Format each line of the entries below as a JSON list of strings, one string per line, with blank lines omitted. Exclude the pictures from the list.

(Layout records)
::::::::

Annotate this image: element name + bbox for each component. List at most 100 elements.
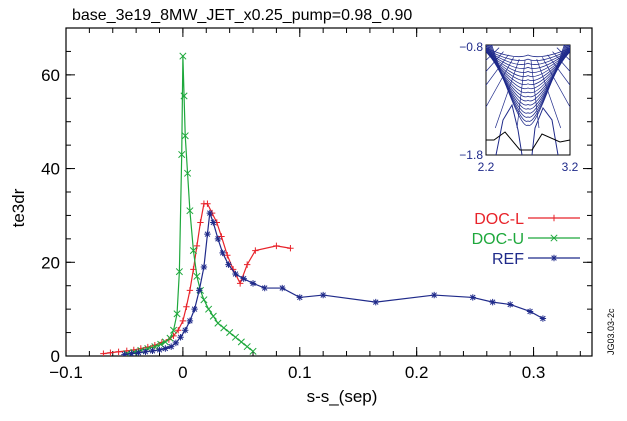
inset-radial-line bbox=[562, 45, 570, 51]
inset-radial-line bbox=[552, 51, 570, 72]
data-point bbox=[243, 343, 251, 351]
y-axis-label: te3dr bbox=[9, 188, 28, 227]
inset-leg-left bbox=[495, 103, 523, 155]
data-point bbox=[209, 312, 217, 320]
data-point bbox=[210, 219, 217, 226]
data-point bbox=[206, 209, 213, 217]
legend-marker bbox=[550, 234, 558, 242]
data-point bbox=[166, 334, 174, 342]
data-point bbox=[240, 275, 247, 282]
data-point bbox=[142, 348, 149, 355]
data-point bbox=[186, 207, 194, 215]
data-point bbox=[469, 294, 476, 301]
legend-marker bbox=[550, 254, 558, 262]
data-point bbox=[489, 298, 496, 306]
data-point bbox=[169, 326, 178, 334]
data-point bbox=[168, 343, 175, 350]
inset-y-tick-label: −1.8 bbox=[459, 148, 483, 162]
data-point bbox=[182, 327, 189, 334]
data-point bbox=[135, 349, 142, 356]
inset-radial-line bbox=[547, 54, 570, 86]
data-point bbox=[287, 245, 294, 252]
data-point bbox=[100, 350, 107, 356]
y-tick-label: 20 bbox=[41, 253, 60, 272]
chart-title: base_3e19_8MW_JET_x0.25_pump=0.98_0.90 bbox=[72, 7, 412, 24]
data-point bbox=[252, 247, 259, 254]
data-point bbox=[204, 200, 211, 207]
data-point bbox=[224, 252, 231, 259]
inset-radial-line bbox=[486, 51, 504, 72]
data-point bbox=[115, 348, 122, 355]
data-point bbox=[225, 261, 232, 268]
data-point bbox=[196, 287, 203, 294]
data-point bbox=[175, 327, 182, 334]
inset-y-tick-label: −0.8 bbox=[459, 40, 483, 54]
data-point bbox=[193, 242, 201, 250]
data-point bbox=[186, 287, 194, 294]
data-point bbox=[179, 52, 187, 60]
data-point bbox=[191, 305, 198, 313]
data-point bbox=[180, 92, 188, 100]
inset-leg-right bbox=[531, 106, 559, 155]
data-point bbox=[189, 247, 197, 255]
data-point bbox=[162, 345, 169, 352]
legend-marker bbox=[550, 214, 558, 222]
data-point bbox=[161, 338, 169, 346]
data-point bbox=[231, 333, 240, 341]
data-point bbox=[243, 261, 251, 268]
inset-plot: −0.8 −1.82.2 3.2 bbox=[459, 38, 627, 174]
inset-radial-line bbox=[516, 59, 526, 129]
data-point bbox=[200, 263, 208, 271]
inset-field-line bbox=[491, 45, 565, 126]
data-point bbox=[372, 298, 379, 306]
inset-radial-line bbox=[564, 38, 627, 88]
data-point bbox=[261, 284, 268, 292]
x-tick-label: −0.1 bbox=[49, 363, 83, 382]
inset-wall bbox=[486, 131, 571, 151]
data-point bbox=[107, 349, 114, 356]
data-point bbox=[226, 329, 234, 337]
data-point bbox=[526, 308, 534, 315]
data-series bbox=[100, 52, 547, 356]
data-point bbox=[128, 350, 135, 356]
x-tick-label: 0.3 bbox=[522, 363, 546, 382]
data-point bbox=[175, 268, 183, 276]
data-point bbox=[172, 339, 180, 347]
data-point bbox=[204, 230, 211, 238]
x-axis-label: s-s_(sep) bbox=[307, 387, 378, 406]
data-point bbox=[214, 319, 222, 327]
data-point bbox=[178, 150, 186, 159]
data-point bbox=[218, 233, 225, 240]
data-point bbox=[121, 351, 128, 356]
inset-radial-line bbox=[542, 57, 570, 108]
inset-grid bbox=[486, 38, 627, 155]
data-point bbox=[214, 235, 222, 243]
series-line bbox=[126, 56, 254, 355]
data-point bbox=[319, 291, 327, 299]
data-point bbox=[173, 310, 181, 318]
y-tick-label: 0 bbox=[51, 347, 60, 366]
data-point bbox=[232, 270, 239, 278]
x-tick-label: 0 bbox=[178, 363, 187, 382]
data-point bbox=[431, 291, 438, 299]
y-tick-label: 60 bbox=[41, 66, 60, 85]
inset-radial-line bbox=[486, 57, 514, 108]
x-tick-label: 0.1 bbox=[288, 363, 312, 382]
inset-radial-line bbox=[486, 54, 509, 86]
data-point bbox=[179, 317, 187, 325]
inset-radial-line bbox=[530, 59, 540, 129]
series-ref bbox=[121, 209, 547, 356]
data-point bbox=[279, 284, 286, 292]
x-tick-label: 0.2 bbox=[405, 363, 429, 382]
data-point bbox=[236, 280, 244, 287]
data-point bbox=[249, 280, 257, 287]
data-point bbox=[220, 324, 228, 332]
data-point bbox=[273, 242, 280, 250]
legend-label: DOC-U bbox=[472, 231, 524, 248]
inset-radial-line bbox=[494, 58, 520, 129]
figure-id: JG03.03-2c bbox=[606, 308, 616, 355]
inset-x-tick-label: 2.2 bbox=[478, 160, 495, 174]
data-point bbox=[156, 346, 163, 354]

::::::::

## CORRECT RESPONSE
[
  "Annotate this image: element name + bbox for each component. List at most 100 elements.",
  "inset-radial-line bbox=[562, 45, 570, 51]",
  "inset-radial-line bbox=[552, 51, 570, 72]",
  "data-point bbox=[243, 343, 251, 351]",
  "y-axis-label: te3dr bbox=[9, 188, 28, 227]",
  "inset-leg-left bbox=[495, 103, 523, 155]",
  "data-point bbox=[209, 312, 217, 320]",
  "data-point bbox=[210, 219, 217, 226]",
  "data-point bbox=[206, 209, 213, 217]",
  "legend-marker bbox=[550, 234, 558, 242]",
  "data-point bbox=[166, 334, 174, 342]",
  "data-point bbox=[240, 275, 247, 282]",
  "data-point bbox=[142, 348, 149, 355]",
  "data-point bbox=[186, 207, 194, 215]",
  "data-point bbox=[469, 294, 476, 301]",
  "legend-marker bbox=[550, 254, 558, 262]",
  "data-point bbox=[489, 298, 496, 306]",
  "data-point bbox=[169, 326, 178, 334]",
  "data-point bbox=[168, 343, 175, 350]",
  "inset-y-tick-label: −1.8 bbox=[459, 148, 483, 162]",
  "data-point bbox=[182, 327, 189, 334]",
  "data-point bbox=[135, 349, 142, 356]",
  "inset-radial-line bbox=[547, 54, 570, 86]",
  "data-point bbox=[287, 245, 294, 252]",
  "data-point bbox=[100, 350, 107, 356]",
  "y-tick-label: 20 bbox=[41, 253, 60, 272]",
  "chart-title: base_3e19_8MW_JET_x0.25_pump=0.98_0.90 bbox=[72, 7, 412, 24]",
  "data-point bbox=[252, 247, 259, 254]",
  "data-point bbox=[204, 200, 211, 207]",
  "data-point bbox=[224, 252, 231, 259]",
  "inset-radial-line bbox=[486, 51, 504, 72]",
  "data-point bbox=[115, 348, 122, 355]",
  "data-point bbox=[225, 261, 232, 268]",
  "data-point bbox=[196, 287, 203, 294]",
  "data-point bbox=[175, 327, 182, 334]",
  "inset-y-tick-label: −0.8 bbox=[459, 40, 483, 54]",
  "data-point bbox=[193, 242, 201, 250]",
  "data-point bbox=[186, 287, 194, 294]",
  "data-point bbox=[179, 52, 187, 60]",
  "data-point bbox=[191, 305, 198, 313]",
  "data-point bbox=[180, 92, 188, 100]",
  "inset-leg-right bbox=[531, 106, 559, 155]",
  "data-point bbox=[189, 247, 197, 255]",
  "data-point bbox=[162, 345, 169, 352]",
  "legend-marker bbox=[550, 214, 558, 222]",
  "data-point bbox=[161, 338, 169, 346]",
  "data-point bbox=[231, 333, 240, 341]",
  "data-point bbox=[243, 261, 251, 268]",
  "inset-plot: −0.8 −1.82.2 3.2 bbox=[459, 38, 627, 174]",
  "inset-radial-line bbox=[516, 59, 526, 129]",
  "data-point bbox=[200, 263, 208, 271]",
  "inset-field-line bbox=[491, 45, 565, 126]",
  "data-point bbox=[372, 298, 379, 306]",
  "inset-radial-line bbox=[564, 38, 627, 88]",
  "data-point bbox=[261, 284, 268, 292]",
  "x-tick-label: −0.1 bbox=[49, 363, 83, 382]",
  "inset-wall bbox=[486, 131, 571, 151]",
  "data-point bbox=[107, 349, 114, 356]",
  "data-point bbox=[226, 329, 234, 337]",
  "data-point bbox=[526, 308, 534, 315]",
  "data-series bbox=[100, 52, 547, 356]",
  "data-point bbox=[128, 350, 135, 356]",
  "x-tick-label: 0.3 bbox=[522, 363, 546, 382]",
  "data-point bbox=[175, 268, 183, 276]",
  "data-point bbox=[172, 339, 180, 347]",
  "data-point bbox=[204, 230, 211, 238]",
  "x-axis-label: s-s_(sep) bbox=[307, 387, 378, 406]",
  "data-point bbox=[214, 319, 222, 327]",
  "data-point bbox=[178, 150, 186, 159]",
  "data-point bbox=[218, 233, 225, 240]",
  "data-point bbox=[121, 351, 128, 356]",
  "inset-radial-line bbox=[542, 57, 570, 108]",
  "inset-grid bbox=[486, 38, 627, 155]",
  "data-point bbox=[214, 235, 222, 243]",
  "series-line bbox=[126, 56, 254, 355]",
  "data-point bbox=[319, 291, 327, 299]",
  "data-point bbox=[173, 310, 181, 318]",
  "y-tick-label: 0 bbox=[51, 347, 60, 366]",
  "data-point bbox=[232, 270, 239, 278]",
  "x-tick-label: 0 bbox=[178, 363, 187, 382]",
  "data-point bbox=[431, 291, 438, 299]",
  "y-tick-label: 60 bbox=[41, 66, 60, 85]",
  "inset-radial-line bbox=[486, 57, 514, 108]",
  "x-tick-label: 0.1 bbox=[288, 363, 312, 382]",
  "inset-radial-line bbox=[486, 54, 509, 86]",
  "data-point bbox=[179, 317, 187, 325]",
  "inset-radial-line bbox=[530, 59, 540, 129]",
  "series-ref bbox=[121, 209, 547, 356]",
  "data-point bbox=[279, 284, 286, 292]",
  "x-tick-label: 0.2 bbox=[405, 363, 429, 382]",
  "data-point bbox=[236, 280, 244, 287]",
  "data-point bbox=[249, 280, 257, 287]",
  "data-point bbox=[220, 324, 228, 332]",
  "data-point bbox=[273, 242, 280, 250]",
  "legend-label: DOC-U bbox=[472, 231, 524, 248]",
  "inset-radial-line bbox=[494, 58, 520, 129]",
  "figure-id: JG03.03-2c bbox=[606, 308, 616, 355]",
  "inset-x-tick-label: 2.2 bbox=[478, 160, 495, 174]",
  "data-point bbox=[156, 346, 163, 354]"
]